Work to complete:
From the listing below, pull each line that includes "caption".

** start Task inputs **

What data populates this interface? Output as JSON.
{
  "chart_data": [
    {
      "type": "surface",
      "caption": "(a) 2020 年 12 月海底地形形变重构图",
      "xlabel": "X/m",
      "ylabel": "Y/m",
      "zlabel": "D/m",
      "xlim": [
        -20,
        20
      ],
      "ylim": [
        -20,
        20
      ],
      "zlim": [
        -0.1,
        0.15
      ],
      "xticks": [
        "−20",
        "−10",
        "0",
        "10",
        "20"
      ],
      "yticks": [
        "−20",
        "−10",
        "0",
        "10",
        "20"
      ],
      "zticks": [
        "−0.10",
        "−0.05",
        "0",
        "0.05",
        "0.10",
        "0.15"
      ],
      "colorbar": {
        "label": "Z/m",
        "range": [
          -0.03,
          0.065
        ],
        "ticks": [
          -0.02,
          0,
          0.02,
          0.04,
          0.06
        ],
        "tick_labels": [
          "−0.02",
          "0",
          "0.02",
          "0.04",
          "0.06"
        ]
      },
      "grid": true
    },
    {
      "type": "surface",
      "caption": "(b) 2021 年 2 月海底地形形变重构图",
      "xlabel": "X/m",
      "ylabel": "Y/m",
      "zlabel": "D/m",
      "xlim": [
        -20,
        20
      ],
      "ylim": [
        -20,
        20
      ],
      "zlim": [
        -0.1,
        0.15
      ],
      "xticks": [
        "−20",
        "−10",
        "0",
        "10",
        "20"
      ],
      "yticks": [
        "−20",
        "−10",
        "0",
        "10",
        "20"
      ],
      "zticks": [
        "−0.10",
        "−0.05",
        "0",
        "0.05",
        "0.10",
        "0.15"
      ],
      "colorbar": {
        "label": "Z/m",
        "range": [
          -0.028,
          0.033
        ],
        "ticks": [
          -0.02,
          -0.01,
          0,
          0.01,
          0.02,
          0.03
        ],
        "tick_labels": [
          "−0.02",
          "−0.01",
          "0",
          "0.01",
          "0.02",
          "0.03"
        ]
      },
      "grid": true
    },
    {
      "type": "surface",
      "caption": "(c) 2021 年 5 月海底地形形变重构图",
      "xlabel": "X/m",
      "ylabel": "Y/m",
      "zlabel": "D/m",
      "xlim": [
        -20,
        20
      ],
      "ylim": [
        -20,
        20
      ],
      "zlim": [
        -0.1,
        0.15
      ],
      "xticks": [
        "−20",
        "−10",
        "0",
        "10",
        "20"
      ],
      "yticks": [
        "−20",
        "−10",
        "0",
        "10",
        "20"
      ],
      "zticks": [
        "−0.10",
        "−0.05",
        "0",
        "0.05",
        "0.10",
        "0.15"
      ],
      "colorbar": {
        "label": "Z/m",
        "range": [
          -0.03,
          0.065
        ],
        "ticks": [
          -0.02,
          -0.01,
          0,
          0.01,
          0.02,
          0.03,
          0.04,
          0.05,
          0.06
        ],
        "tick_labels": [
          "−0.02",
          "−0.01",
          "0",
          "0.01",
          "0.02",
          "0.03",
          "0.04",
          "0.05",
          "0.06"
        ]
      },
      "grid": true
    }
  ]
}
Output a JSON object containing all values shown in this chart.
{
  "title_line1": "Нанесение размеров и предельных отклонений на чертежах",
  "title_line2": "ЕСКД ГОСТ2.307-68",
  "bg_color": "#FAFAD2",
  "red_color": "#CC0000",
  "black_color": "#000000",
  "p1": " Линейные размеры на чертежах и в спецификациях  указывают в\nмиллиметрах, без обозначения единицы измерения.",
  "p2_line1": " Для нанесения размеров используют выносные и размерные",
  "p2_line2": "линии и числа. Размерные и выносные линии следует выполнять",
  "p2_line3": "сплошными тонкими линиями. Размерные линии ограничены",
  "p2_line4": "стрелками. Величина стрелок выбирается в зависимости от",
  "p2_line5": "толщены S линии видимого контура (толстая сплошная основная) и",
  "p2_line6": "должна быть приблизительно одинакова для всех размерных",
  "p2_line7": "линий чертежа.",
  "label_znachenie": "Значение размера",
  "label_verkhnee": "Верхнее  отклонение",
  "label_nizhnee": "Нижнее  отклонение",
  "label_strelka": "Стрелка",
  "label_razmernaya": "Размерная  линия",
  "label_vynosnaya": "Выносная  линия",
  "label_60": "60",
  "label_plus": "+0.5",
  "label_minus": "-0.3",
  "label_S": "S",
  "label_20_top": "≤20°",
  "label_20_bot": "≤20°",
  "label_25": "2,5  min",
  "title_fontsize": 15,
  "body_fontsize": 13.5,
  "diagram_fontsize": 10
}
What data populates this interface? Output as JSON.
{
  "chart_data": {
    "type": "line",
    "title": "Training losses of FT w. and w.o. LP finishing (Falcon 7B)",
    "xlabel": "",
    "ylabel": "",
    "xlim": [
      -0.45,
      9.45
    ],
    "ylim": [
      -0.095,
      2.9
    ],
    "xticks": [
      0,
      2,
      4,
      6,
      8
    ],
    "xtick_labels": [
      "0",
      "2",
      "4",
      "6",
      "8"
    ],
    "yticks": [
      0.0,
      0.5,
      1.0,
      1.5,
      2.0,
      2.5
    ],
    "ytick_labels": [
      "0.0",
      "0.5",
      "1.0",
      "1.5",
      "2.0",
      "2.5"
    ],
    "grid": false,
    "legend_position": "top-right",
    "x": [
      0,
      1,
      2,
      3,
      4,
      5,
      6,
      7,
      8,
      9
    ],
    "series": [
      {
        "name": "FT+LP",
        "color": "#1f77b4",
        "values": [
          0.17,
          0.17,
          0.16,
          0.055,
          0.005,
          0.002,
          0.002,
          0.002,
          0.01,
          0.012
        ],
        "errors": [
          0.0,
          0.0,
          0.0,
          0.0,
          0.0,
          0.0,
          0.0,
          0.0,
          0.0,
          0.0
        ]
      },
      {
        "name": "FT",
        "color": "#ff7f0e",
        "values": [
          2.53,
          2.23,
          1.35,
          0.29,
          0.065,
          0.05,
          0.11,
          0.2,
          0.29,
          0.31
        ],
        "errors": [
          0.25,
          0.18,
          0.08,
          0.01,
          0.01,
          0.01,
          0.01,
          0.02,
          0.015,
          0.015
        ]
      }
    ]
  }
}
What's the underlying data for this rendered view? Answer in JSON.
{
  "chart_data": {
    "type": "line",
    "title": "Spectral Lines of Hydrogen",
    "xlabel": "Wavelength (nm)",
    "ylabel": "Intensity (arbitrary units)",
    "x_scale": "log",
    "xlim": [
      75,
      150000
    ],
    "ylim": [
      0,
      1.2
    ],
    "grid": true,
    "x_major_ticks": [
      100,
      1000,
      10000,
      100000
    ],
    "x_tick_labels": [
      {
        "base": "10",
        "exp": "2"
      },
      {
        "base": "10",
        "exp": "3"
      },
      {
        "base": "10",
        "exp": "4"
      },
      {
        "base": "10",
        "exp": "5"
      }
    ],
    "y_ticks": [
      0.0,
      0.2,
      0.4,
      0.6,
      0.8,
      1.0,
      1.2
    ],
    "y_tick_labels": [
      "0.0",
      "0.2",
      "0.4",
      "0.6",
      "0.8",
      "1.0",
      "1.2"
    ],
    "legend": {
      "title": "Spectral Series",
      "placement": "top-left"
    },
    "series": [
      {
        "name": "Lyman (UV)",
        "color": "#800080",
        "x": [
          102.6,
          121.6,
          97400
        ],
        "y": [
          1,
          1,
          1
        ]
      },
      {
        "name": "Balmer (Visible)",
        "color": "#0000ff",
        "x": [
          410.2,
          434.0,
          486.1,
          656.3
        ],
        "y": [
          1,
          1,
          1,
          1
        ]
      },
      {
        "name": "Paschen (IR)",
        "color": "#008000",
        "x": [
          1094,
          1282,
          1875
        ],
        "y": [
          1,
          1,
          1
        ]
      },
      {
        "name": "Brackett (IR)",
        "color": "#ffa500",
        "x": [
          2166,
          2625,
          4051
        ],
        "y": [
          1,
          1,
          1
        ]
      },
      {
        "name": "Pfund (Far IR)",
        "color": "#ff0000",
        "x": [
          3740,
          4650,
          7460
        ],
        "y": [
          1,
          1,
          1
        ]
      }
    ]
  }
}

** end Task inputs **

Response:
      "caption": "(a) 2020 年 12 月海底地形形变重构图",
      "caption": "(b) 2021 年 2 月海底地形形变重构图",
      "caption": "(c) 2021 年 5 月海底地形形变重构图",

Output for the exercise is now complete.